Given exercise: Give every line below again, exactly.

Exercise materials:

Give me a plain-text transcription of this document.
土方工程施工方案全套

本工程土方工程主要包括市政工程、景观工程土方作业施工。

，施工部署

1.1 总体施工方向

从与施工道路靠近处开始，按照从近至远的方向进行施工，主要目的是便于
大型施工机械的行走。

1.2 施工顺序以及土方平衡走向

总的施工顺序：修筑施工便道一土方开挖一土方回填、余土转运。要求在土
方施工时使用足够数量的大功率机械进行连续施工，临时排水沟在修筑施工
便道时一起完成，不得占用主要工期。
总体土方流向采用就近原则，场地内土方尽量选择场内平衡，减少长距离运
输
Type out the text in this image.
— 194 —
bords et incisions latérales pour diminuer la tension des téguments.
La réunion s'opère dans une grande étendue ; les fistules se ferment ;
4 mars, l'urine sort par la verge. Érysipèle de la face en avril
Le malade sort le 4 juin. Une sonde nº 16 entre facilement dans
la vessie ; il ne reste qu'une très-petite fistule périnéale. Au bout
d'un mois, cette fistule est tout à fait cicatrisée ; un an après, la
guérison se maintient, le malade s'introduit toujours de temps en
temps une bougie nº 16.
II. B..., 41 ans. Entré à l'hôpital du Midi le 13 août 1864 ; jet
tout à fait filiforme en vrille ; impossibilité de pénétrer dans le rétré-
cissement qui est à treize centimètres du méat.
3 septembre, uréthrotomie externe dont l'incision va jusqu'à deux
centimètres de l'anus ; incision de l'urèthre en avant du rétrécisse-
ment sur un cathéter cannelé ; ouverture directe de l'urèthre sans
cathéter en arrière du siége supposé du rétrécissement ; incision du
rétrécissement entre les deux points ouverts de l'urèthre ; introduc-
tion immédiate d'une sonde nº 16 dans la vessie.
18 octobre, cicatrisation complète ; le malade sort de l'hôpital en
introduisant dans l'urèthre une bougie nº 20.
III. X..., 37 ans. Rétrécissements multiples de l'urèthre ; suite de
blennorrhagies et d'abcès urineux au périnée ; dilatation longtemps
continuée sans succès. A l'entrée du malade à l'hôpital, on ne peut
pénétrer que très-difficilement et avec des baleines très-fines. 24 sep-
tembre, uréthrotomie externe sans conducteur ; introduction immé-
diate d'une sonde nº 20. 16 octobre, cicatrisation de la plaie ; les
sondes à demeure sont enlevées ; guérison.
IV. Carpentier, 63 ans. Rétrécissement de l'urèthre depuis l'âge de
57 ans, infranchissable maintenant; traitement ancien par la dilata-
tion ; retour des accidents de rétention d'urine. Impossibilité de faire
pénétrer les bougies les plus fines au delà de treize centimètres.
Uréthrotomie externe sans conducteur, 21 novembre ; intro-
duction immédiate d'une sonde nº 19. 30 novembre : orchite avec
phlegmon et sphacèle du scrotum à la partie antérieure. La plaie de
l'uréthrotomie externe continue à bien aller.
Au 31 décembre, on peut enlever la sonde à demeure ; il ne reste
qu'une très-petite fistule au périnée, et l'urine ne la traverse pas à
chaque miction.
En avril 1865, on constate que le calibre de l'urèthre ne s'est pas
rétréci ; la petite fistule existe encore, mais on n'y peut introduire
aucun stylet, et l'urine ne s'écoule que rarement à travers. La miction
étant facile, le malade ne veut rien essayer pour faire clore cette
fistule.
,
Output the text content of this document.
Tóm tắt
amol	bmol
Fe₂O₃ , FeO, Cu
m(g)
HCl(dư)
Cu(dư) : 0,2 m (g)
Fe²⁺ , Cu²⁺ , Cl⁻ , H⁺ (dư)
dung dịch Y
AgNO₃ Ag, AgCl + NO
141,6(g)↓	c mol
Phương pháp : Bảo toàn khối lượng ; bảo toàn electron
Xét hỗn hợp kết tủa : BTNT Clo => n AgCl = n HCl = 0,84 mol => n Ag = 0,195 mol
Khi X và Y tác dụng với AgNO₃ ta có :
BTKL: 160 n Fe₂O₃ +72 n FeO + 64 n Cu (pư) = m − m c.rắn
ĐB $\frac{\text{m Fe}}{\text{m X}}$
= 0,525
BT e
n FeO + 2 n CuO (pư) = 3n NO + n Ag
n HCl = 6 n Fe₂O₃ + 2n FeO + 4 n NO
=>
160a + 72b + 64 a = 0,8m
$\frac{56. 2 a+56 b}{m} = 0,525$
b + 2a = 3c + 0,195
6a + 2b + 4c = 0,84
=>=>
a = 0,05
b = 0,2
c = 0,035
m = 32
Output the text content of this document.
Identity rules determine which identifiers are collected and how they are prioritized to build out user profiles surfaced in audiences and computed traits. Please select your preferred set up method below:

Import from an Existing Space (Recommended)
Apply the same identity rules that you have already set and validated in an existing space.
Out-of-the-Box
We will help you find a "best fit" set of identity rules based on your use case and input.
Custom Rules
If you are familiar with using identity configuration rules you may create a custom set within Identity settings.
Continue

Written solution:
Give me a plain-text transcription of this document.
土方工程施工方案全套

本工程土方工程主要包括市政工程、景观工程土方作业施工。

，施工部署

1.1 总体施工方向

从与施工道路靠近处开始，按照从近至远的方向进行施工，主要目的是便于
大型施工机械的行走。

1.2 施工顺序以及土方平衡走向

总的施工顺序：修筑施工便道一土方开挖一土方回填、余土转运。要求在土
方施工时使用足够数量的大功率机械进行连续施工，临时排水沟在修筑施工
便道时一起完成，不得占用主要工期。
总体土方流向采用就近原则，场地内土方尽量选择场内平衡，减少长距离运
输
Type out the text in this image.
— 194 —
bords et incisions latérales pour diminuer la tension des téguments.
La réunion s'opère dans une grande étendue ; les fistules se ferment ;
4 mars, l'urine sort par la verge. Érysipèle de la face en avril
Le malade sort le 4 juin. Une sonde nº 16 entre facilement dans
la vessie ; il ne reste qu'une très-petite fistule périnéale. Au bout
d'un mois, cette fistule est tout à fait cicatrisée ; un an après, la
guérison se maintient, le malade s'introduit toujours de temps en
temps une bougie nº 16.
II. B..., 41 ans. Entré à l'hôpital du Midi le 13 août 1864 ; jet
tout à fait filiforme en vrille ; impossibilité de pénétrer dans le rétré-
cissement qui est à treize centimètres du méat.
3 septembre, uréthrotomie externe dont l'incision va jusqu'à deux
centimètres de l'anus ; incision de l'urèthre en avant du rétrécisse-
ment sur un cathéter cannelé ; ouverture directe de l'urèthre sans
cathéter en arrière du siége supposé du rétrécissement ; incision du
rétrécissement entre les deux points ouverts de l'urèthre ; introduc-
tion immédiate d'une sonde nº 16 dans la vessie.
18 octobre, cicatrisation complète ; le malade sort de l'hôpital en
introduisant dans l'urèthre une bougie nº 20.
III. X..., 37 ans. Rétrécissements multiples de l'urèthre ; suite de
blennorrhagies et d'abcès urineux au périnée ; dilatation longtemps
continuée sans succès. A l'entrée du malade à l'hôpital, on ne peut
pénétrer que très-difficilement et avec des baleines très-fines. 24 sep-
tembre, uréthrotomie externe sans conducteur ; introduction immé-
diate d'une sonde nº 20. 16 octobre, cicatrisation de la plaie ; les
sondes à demeure sont enlevées ; guérison.
IV. Carpentier, 63 ans. Rétrécissement de l'urèthre depuis l'âge de
57 ans, infranchissable maintenant; traitement ancien par la dilata-
tion ; retour des accidents de rétention d'urine. Impossibilité de faire
pénétrer les bougies les plus fines au delà de treize centimètres.
Uréthrotomie externe sans conducteur, 21 novembre ; intro-
duction immédiate d'une sonde nº 19. 30 novembre : orchite avec
phlegmon et sphacèle du scrotum à la partie antérieure. La plaie de
l'uréthrotomie externe continue à bien aller.
Au 31 décembre, on peut enlever la sonde à demeure ; il ne reste
qu'une très-petite fistule au périnée, et l'urine ne la traverse pas à
chaque miction.
En avril 1865, on constate que le calibre de l'urèthre ne s'est pas
rétréci ; la petite fistule existe encore, mais on n'y peut introduire
aucun stylet, et l'urine ne s'écoule que rarement à travers. La miction
étant facile, le malade ne veut rien essayer pour faire clore cette
fistule.
,
Output the text content of this document.
Tóm tắt
amol	bmol
Fe₂O₃ , FeO, Cu
m(g)
HCl(dư)
Cu(dư) : 0,2 m (g)
Fe²⁺ , Cu²⁺ , Cl⁻ , H⁺ (dư)
dung dịch Y
AgNO₃ Ag, AgCl + NO
141,6(g)↓	c mol
Phương pháp : Bảo toàn khối lượng ; bảo toàn electron
Xét hỗn hợp kết tủa : BTNT Clo => n AgCl = n HCl = 0,84 mol => n Ag = 0,195 mol
Khi X và Y tác dụng với AgNO₃ ta có :
BTKL: 160 n Fe₂O₃ +72 n FeO + 64 n Cu (pư) = m − m c.rắn
ĐB $\frac{\text{m Fe}}{\text{m X}}$
= 0,525
BT e
n FeO + 2 n CuO (pư) = 3n NO + n Ag
n HCl = 6 n Fe₂O₃ + 2n FeO + 4 n NO
=>
160a + 72b + 64 a = 0,8m
$\frac{56. 2 a+56 b}{m} = 0,525$
b + 2a = 3c + 0,195
6a + 2b + 4c = 0,84
=>=>
a = 0,05
b = 0,2
c = 0,035
m = 32
Output the text content of this document.
Identity rules determine which identifiers are collected and how they are prioritized to build out user profiles surfaced in audiences and computed traits. Please select your preferred set up method below:

Import from an Existing Space (Recommended)
Apply the same identity rules that you have already set and validated in an existing space.
Out-of-the-Box
We will help you find a "best fit" set of identity rules based on your use case and input.
Custom Rules
If you are familiar with using identity configuration rules you may create a custom set within Identity settings.
Continue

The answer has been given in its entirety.